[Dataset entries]
- - - -

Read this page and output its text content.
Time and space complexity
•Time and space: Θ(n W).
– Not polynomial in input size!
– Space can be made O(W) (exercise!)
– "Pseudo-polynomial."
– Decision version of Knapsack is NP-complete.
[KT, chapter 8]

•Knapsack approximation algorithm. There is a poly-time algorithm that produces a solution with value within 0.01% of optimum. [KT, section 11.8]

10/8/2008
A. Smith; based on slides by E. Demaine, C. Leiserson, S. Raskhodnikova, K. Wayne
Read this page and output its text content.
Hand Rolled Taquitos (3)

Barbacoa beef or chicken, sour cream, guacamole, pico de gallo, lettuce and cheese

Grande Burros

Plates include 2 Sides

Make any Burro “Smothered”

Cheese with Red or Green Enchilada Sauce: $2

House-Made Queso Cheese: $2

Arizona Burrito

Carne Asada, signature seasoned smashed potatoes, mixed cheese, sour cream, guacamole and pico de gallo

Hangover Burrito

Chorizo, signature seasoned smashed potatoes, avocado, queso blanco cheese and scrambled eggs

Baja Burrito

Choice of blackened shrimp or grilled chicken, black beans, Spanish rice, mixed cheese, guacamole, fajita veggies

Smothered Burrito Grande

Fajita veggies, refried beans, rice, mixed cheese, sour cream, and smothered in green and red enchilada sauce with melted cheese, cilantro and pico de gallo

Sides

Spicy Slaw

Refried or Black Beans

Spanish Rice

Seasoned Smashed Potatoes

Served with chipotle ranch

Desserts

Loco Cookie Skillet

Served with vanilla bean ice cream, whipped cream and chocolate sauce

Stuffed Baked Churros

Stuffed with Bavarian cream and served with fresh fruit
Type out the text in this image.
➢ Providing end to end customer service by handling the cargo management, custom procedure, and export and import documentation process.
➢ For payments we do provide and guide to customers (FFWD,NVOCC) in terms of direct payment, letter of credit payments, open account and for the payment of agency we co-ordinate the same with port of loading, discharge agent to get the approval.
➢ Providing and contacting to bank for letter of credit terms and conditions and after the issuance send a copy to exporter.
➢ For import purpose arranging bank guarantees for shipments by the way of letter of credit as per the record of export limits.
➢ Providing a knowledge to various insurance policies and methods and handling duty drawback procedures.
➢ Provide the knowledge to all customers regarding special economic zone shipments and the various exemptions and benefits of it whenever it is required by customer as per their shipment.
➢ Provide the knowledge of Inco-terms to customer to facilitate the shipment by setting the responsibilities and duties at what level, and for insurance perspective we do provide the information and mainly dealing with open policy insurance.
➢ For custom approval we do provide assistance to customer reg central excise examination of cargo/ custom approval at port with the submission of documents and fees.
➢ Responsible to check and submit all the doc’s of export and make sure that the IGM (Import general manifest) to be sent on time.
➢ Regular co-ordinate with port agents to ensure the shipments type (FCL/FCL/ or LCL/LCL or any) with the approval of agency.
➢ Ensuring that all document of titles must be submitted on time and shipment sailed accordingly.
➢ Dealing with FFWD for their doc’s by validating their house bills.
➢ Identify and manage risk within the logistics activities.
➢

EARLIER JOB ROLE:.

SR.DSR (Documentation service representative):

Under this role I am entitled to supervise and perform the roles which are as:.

- - - -

Select all lines in the listing that include the word "service".

➢ Providing end to end customer service by handling the cargo management, custom procedure, and export and import documentation process.
SR.DSR (Documentation service representative):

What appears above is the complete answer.